**Stated problem:** Reproduce all of the records below in full, switching each occurrence of "accum-diff-bar" to "accum-departure-bar" and leaving every other character unchanged.

---- Exercise material

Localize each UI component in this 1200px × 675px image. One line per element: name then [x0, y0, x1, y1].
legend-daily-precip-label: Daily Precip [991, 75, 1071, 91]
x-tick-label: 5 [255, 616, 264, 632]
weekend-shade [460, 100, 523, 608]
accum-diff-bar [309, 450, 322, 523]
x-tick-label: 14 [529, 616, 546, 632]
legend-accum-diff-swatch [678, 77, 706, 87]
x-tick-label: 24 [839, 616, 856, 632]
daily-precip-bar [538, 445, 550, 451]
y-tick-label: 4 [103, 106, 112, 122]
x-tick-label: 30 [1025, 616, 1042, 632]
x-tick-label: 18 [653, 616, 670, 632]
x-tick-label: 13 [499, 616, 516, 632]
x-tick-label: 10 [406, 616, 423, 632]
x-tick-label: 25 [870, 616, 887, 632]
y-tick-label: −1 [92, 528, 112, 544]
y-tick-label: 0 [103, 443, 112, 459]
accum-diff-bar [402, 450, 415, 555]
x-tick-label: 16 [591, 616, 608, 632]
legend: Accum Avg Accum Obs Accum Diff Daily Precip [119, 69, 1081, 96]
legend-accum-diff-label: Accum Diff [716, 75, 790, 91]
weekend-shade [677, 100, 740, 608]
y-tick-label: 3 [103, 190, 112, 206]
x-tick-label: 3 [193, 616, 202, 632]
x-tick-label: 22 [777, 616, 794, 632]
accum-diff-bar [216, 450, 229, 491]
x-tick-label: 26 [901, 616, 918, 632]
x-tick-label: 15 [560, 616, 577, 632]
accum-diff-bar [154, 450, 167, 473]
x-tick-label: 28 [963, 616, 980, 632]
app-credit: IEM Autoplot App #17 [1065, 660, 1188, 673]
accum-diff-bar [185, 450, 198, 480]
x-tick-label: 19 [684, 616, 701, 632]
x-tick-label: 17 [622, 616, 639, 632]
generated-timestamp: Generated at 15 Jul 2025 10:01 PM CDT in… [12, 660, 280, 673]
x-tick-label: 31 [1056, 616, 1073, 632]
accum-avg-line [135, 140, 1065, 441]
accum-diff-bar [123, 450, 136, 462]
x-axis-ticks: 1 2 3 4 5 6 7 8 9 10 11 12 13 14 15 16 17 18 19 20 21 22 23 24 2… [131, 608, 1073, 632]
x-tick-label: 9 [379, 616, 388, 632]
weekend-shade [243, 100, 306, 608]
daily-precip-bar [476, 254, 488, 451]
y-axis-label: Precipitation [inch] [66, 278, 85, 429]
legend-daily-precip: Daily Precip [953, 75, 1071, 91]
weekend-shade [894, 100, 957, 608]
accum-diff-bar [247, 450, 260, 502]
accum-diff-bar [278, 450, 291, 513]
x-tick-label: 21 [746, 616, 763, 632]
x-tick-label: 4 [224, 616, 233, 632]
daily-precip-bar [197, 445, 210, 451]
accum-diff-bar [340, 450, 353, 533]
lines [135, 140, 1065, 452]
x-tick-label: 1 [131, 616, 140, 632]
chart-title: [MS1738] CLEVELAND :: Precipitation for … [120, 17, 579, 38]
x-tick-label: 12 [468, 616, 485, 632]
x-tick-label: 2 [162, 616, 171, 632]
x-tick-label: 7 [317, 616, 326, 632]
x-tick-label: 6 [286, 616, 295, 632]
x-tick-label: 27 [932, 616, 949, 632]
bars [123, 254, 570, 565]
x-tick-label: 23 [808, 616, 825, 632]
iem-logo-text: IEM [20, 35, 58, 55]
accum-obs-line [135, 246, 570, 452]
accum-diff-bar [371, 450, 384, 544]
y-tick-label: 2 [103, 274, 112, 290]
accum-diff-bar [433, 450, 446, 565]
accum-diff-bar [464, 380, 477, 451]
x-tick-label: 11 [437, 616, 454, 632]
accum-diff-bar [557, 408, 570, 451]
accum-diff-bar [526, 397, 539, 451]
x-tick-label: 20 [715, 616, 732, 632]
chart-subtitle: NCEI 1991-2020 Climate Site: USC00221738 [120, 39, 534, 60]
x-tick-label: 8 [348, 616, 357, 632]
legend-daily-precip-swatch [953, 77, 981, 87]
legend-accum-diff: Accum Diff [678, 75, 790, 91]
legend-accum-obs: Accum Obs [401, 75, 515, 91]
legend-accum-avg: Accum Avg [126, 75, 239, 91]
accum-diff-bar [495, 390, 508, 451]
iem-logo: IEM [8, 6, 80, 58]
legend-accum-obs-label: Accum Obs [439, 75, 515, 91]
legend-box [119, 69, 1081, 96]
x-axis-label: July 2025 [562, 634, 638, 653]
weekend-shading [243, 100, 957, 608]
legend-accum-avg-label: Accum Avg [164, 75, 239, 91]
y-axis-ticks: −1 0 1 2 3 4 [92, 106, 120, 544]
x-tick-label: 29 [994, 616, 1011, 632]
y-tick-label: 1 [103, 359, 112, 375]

--------

**Task answer:**
Localize each UI component in this 1200px × 675px image. One line per element: name then [x0, y0, x1, y1].
legend-daily-precip-label: Daily Precip [991, 75, 1071, 91]
x-tick-label: 5 [255, 616, 264, 632]
weekend-shade [460, 100, 523, 608]
accum-departure-bar [309, 450, 322, 523]
x-tick-label: 14 [529, 616, 546, 632]
legend-accum-diff-swatch [678, 77, 706, 87]
x-tick-label: 24 [839, 616, 856, 632]
daily-precip-bar [538, 445, 550, 451]
y-tick-label: 4 [103, 106, 112, 122]
x-tick-label: 30 [1025, 616, 1042, 632]
x-tick-label: 18 [653, 616, 670, 632]
x-tick-label: 13 [499, 616, 516, 632]
x-tick-label: 10 [406, 616, 423, 632]
x-tick-label: 25 [870, 616, 887, 632]
y-tick-label: −1 [92, 528, 112, 544]
y-tick-label: 0 [103, 443, 112, 459]
accum-departure-bar [402, 450, 415, 555]
x-tick-label: 16 [591, 616, 608, 632]
legend: Accum Avg Accum Obs Accum Diff Daily Precip [119, 69, 1081, 96]
legend-accum-diff-label: Accum Diff [716, 75, 790, 91]
weekend-shade [677, 100, 740, 608]
y-tick-label: 3 [103, 190, 112, 206]
x-tick-label: 3 [193, 616, 202, 632]
x-tick-label: 22 [777, 616, 794, 632]
accum-departure-bar [216, 450, 229, 491]
x-tick-label: 26 [901, 616, 918, 632]
x-tick-label: 15 [560, 616, 577, 632]
accum-departure-bar [154, 450, 167, 473]
x-tick-label: 28 [963, 616, 980, 632]
app-credit: IEM Autoplot App #17 [1065, 660, 1188, 673]
accum-departure-bar [185, 450, 198, 480]
x-tick-label: 19 [684, 616, 701, 632]
x-tick-label: 17 [622, 616, 639, 632]
generated-timestamp: Generated at 15 Jul 2025 10:01 PM CDT in… [12, 660, 280, 673]
x-tick-label: 31 [1056, 616, 1073, 632]
accum-avg-line [135, 140, 1065, 441]
accum-departure-bar [123, 450, 136, 462]
x-axis-ticks: 1 2 3 4 5 6 7 8 9 10 11 12 13 14 15 16 17 18 19 20 21 22 23 24 2… [131, 608, 1073, 632]
x-tick-label: 9 [379, 616, 388, 632]
weekend-shade [243, 100, 306, 608]
daily-precip-bar [476, 254, 488, 451]
y-axis-label: Precipitation [inch] [66, 278, 85, 429]
legend-daily-precip: Daily Precip [953, 75, 1071, 91]
weekend-shade [894, 100, 957, 608]
accum-departure-bar [247, 450, 260, 502]
accum-departure-bar [278, 450, 291, 513]
x-tick-label: 21 [746, 616, 763, 632]
x-tick-label: 4 [224, 616, 233, 632]
daily-precip-bar [197, 445, 210, 451]
accum-departure-bar [340, 450, 353, 533]
lines [135, 140, 1065, 452]
x-tick-label: 1 [131, 616, 140, 632]
chart-title: [MS1738] CLEVELAND :: Precipitation for … [120, 17, 579, 38]
x-tick-label: 12 [468, 616, 485, 632]
x-tick-label: 2 [162, 616, 171, 632]
x-tick-label: 7 [317, 616, 326, 632]
x-tick-label: 6 [286, 616, 295, 632]
x-tick-label: 27 [932, 616, 949, 632]
bars [123, 254, 570, 565]
x-tick-label: 23 [808, 616, 825, 632]
iem-logo-text: IEM [20, 35, 58, 55]
accum-obs-line [135, 246, 570, 452]
accum-departure-bar [371, 450, 384, 544]
y-tick-label: 2 [103, 274, 112, 290]
accum-departure-bar [433, 450, 446, 565]
accum-departure-bar [464, 380, 477, 451]
x-tick-label: 11 [437, 616, 454, 632]
accum-departure-bar [557, 408, 570, 451]
accum-departure-bar [526, 397, 539, 451]
x-tick-label: 20 [715, 616, 732, 632]
chart-subtitle: NCEI 1991-2020 Climate Site: USC00221738 [120, 39, 534, 60]
x-tick-label: 8 [348, 616, 357, 632]
legend-daily-precip-swatch [953, 77, 981, 87]
legend-accum-diff: Accum Diff [678, 75, 790, 91]
legend-accum-obs: Accum Obs [401, 75, 515, 91]
legend-accum-avg: Accum Avg [126, 75, 239, 91]
accum-departure-bar [495, 390, 508, 451]
iem-logo: IEM [8, 6, 80, 58]
legend-accum-obs-label: Accum Obs [439, 75, 515, 91]
legend-box [119, 69, 1081, 96]
x-axis-label: July 2025 [562, 634, 638, 653]
weekend-shading [243, 100, 957, 608]
legend-accum-avg-label: Accum Avg [164, 75, 239, 91]
y-axis-ticks: −1 0 1 2 3 4 [92, 106, 120, 544]
x-tick-label: 29 [994, 616, 1011, 632]
y-tick-label: 1 [103, 359, 112, 375]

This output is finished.